Data records:
════════════════
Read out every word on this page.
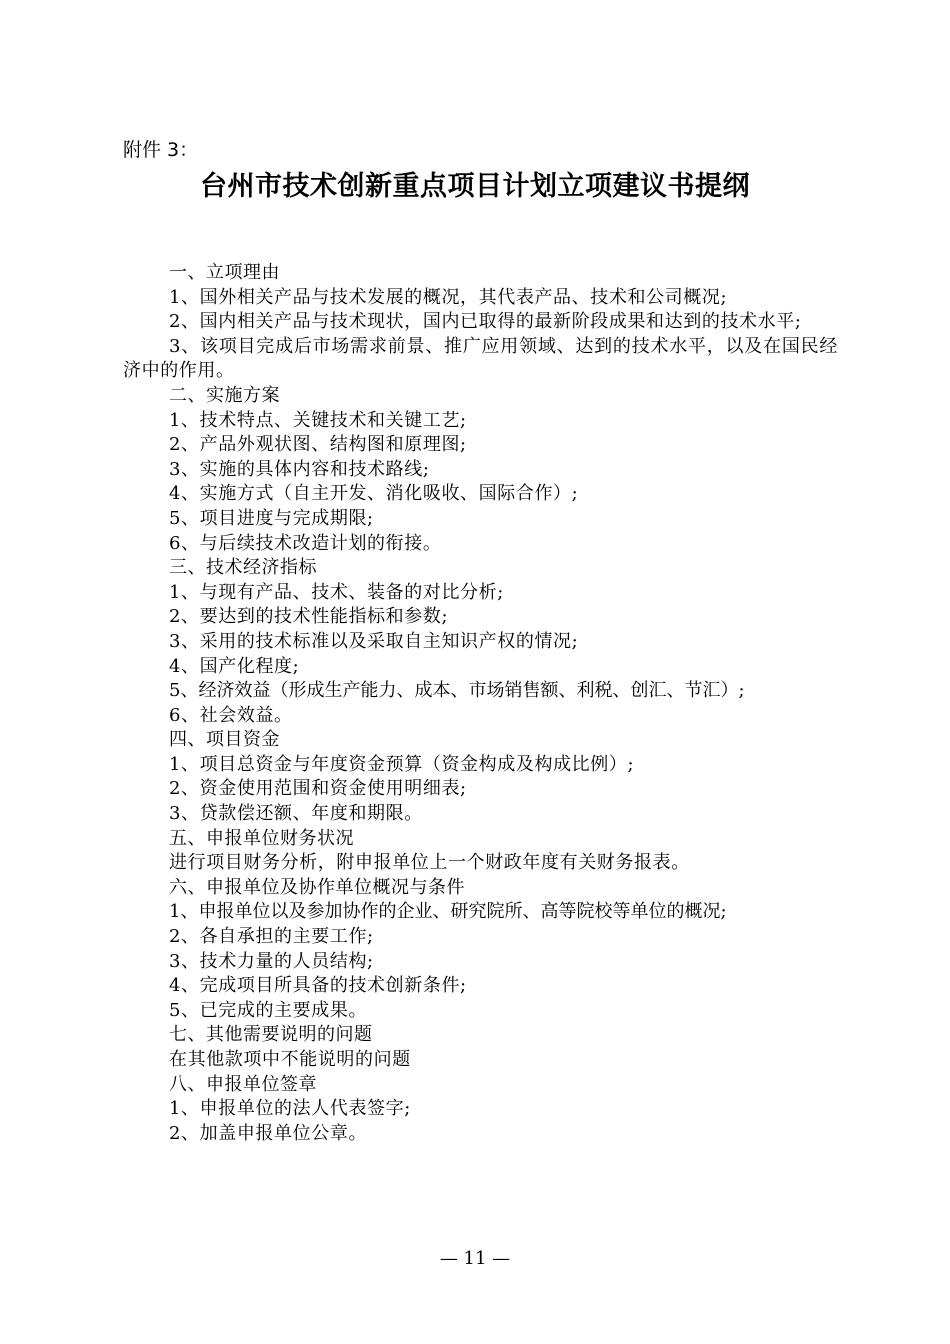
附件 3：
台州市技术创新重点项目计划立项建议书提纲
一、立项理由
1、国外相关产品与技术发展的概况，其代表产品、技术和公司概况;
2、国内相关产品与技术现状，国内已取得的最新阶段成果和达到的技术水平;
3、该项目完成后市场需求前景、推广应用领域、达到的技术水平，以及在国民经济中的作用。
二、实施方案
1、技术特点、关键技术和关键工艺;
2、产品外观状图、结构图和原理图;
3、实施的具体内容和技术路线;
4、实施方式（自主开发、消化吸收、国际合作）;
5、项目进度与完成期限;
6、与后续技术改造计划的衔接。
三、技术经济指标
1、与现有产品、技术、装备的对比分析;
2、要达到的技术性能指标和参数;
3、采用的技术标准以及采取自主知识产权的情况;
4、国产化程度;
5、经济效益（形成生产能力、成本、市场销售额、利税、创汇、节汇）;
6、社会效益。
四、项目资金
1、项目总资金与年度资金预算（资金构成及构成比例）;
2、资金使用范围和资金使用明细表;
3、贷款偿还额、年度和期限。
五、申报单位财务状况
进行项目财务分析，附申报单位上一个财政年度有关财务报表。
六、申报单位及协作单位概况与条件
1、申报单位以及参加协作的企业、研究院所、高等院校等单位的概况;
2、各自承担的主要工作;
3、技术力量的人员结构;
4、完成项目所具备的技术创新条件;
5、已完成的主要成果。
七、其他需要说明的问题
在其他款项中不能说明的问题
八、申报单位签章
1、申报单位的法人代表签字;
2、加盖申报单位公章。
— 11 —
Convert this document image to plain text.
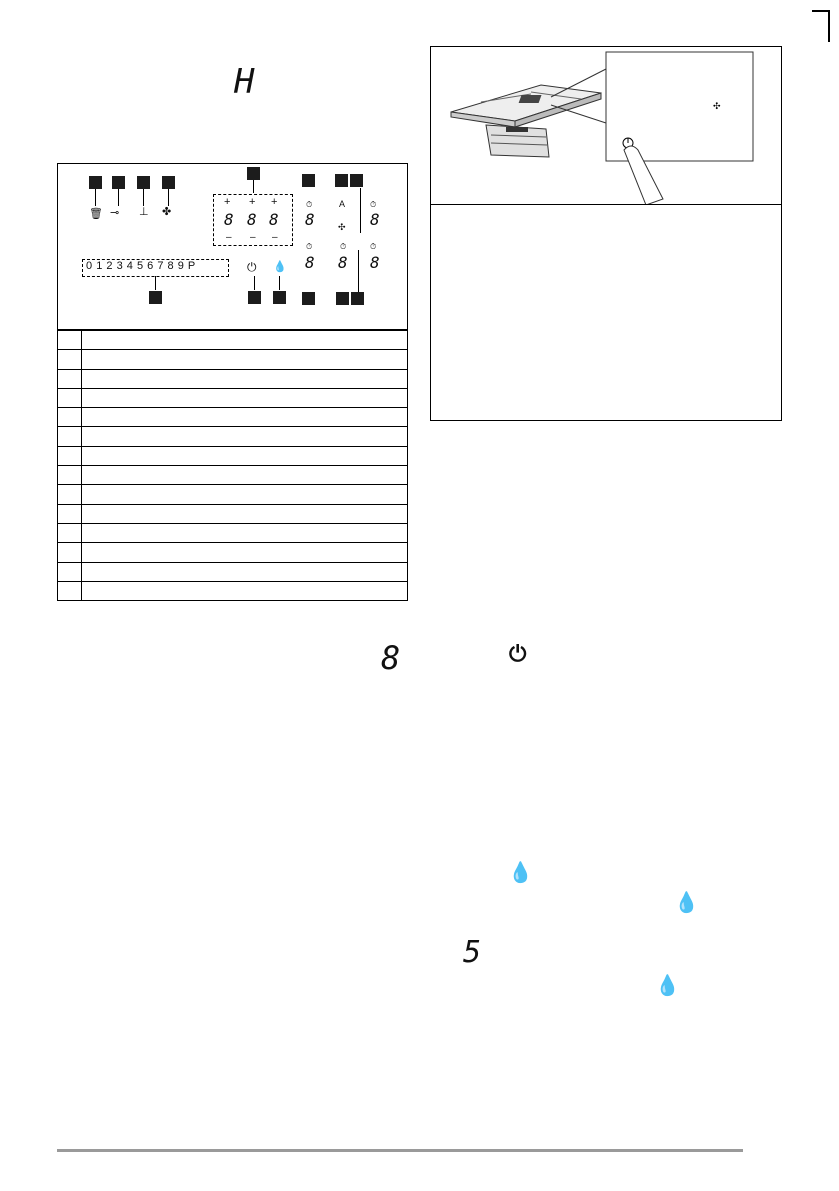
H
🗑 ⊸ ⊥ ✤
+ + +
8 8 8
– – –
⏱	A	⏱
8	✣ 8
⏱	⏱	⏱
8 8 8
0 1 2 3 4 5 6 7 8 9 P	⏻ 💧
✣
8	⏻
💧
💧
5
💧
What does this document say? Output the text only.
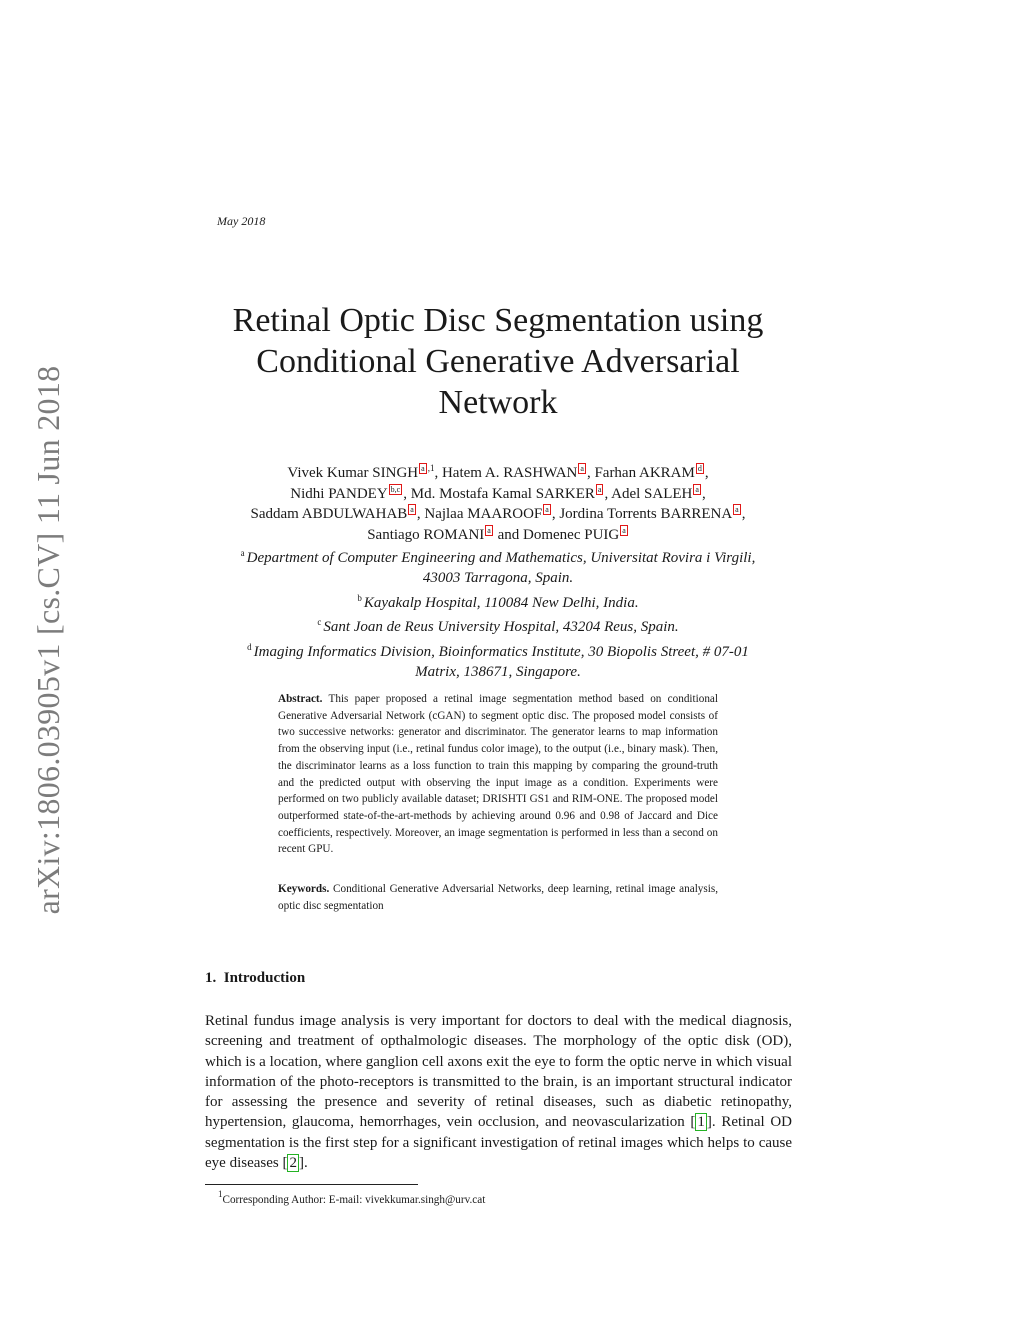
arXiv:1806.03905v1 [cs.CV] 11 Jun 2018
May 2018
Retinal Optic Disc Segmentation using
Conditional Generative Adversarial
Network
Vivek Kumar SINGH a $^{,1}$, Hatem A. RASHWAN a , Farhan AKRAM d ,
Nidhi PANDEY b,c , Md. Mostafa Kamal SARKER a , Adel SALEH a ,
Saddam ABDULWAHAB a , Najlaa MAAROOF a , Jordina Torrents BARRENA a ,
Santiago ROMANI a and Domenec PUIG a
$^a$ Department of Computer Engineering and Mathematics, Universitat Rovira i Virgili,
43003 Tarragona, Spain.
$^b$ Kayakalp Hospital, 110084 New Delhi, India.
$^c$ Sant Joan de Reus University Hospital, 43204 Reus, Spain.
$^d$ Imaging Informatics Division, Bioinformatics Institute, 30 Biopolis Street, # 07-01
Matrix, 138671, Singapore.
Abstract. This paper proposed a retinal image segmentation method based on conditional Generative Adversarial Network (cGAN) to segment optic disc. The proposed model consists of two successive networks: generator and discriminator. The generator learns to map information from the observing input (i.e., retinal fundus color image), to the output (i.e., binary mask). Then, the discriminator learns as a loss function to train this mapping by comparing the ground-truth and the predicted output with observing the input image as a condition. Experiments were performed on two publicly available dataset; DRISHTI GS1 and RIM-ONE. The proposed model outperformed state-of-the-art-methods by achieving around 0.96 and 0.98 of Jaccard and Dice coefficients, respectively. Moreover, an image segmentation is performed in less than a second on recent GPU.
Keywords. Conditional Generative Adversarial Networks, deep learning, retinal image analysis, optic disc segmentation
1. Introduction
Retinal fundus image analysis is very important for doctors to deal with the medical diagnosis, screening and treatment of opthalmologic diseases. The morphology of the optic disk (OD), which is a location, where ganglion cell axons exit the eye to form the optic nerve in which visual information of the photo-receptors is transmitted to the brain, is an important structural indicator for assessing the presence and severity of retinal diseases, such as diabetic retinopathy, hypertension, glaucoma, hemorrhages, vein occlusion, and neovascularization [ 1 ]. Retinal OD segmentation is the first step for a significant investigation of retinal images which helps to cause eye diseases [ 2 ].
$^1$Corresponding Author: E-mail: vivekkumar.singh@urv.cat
════════════════
== The request ==
Provide only the count of lines in the material above that hold the word "text".

== Output of the task ==
2